Available records:
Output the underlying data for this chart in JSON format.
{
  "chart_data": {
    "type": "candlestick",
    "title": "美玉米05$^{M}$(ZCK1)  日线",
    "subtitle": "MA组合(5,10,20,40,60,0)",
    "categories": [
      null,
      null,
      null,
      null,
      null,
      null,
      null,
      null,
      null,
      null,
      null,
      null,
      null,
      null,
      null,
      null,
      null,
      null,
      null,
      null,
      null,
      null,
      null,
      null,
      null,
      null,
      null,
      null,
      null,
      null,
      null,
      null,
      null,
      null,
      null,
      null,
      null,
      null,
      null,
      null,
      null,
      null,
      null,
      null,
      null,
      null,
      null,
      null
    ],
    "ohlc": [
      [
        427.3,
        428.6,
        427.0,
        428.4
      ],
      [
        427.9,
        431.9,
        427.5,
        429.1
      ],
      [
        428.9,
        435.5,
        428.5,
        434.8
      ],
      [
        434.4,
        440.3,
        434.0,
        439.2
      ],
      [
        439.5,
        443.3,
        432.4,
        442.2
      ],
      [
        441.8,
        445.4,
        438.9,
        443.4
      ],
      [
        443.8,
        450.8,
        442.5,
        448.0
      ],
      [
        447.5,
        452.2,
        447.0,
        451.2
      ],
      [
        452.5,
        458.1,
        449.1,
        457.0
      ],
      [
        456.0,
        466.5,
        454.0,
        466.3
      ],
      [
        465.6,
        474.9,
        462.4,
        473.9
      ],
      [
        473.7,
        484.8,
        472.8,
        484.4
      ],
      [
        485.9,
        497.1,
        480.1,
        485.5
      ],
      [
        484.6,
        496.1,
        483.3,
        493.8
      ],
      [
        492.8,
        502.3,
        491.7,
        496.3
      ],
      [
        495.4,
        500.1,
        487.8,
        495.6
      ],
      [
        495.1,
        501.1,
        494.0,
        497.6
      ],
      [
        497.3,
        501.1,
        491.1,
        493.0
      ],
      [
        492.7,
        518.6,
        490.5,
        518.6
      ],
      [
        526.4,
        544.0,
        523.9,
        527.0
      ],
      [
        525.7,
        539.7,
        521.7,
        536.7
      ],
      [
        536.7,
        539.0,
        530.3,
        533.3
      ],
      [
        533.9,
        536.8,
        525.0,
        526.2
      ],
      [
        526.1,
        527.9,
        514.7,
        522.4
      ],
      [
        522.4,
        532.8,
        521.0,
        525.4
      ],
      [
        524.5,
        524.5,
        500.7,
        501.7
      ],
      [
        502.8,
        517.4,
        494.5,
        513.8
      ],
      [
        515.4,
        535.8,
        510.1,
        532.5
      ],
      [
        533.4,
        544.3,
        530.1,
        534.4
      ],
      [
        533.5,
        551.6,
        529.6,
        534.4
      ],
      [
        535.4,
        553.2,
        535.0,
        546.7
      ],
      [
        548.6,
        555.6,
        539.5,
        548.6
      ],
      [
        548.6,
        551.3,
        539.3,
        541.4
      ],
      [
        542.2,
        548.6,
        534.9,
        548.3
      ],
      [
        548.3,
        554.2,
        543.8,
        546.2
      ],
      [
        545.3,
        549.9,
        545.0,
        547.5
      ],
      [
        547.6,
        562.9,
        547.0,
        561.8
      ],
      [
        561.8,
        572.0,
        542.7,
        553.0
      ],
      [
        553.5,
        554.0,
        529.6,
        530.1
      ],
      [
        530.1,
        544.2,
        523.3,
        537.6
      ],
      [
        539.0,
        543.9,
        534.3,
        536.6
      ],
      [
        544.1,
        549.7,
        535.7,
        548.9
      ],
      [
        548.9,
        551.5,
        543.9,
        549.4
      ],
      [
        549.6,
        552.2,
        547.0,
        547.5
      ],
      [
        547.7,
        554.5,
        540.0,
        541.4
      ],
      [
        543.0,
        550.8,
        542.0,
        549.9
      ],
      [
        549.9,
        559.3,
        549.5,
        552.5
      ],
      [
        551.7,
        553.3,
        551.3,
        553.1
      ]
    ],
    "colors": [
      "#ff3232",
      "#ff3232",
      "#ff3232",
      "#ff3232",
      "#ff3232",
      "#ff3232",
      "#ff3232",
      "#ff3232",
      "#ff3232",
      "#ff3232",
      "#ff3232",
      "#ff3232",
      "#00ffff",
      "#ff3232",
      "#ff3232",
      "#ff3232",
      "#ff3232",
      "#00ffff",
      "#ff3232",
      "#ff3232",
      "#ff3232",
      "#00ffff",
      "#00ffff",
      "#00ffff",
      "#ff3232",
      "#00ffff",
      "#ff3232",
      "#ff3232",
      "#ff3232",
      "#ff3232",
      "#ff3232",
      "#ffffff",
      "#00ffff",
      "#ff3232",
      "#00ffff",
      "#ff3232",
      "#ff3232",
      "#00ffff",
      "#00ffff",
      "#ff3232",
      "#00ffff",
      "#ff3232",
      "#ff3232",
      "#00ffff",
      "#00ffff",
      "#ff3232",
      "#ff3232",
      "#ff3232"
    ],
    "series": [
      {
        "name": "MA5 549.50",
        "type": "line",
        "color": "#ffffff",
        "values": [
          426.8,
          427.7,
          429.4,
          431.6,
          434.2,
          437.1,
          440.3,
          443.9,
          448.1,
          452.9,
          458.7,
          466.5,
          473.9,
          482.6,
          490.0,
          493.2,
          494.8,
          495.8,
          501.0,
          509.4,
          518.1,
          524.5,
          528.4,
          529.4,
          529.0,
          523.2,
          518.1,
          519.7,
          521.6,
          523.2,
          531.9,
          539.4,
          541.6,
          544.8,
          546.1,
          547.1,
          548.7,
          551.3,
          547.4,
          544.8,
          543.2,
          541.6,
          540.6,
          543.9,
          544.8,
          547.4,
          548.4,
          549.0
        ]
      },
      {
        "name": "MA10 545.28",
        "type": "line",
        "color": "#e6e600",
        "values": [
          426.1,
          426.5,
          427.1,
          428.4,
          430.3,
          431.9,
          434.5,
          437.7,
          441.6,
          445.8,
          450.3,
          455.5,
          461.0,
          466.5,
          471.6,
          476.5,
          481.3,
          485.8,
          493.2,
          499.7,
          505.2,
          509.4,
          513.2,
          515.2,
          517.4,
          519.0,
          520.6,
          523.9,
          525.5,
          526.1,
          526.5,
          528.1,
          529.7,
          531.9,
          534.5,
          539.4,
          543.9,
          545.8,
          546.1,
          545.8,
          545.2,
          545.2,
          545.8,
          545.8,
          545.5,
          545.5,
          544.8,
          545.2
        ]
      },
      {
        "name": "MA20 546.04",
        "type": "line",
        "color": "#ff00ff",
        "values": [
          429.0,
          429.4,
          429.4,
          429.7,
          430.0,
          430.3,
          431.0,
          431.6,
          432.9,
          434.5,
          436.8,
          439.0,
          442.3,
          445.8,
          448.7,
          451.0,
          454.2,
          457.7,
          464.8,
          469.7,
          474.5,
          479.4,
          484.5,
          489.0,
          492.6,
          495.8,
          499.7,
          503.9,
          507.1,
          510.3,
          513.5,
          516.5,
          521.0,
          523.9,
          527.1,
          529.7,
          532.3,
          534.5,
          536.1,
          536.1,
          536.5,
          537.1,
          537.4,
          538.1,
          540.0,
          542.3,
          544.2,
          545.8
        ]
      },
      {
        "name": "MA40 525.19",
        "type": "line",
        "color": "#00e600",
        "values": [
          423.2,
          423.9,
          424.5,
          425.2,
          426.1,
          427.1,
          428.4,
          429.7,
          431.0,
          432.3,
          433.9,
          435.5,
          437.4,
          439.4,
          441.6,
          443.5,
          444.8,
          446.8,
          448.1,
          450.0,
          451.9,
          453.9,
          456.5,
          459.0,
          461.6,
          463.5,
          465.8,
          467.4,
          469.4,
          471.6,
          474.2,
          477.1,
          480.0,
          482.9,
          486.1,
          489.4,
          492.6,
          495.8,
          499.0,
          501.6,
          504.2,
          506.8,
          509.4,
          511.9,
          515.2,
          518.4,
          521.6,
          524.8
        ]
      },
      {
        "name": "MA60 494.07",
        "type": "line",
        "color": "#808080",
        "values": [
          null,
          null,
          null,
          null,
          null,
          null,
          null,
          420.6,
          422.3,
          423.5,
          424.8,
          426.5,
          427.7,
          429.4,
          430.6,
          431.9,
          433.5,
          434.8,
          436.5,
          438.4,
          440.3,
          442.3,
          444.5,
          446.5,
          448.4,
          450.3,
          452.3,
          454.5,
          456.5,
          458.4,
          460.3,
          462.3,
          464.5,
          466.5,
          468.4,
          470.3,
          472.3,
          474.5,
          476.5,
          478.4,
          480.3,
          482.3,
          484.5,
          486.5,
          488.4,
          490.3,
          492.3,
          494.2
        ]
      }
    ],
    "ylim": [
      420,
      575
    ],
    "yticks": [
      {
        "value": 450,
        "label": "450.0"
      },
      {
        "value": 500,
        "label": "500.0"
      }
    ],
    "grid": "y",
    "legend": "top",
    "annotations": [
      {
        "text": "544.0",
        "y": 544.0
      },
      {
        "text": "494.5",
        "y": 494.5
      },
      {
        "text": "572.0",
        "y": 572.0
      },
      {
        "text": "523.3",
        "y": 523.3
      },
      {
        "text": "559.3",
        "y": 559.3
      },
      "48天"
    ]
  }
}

The task: Count every line in the preceding entries where the string "name" appears, then state only the total.

Solution for this exercise: 5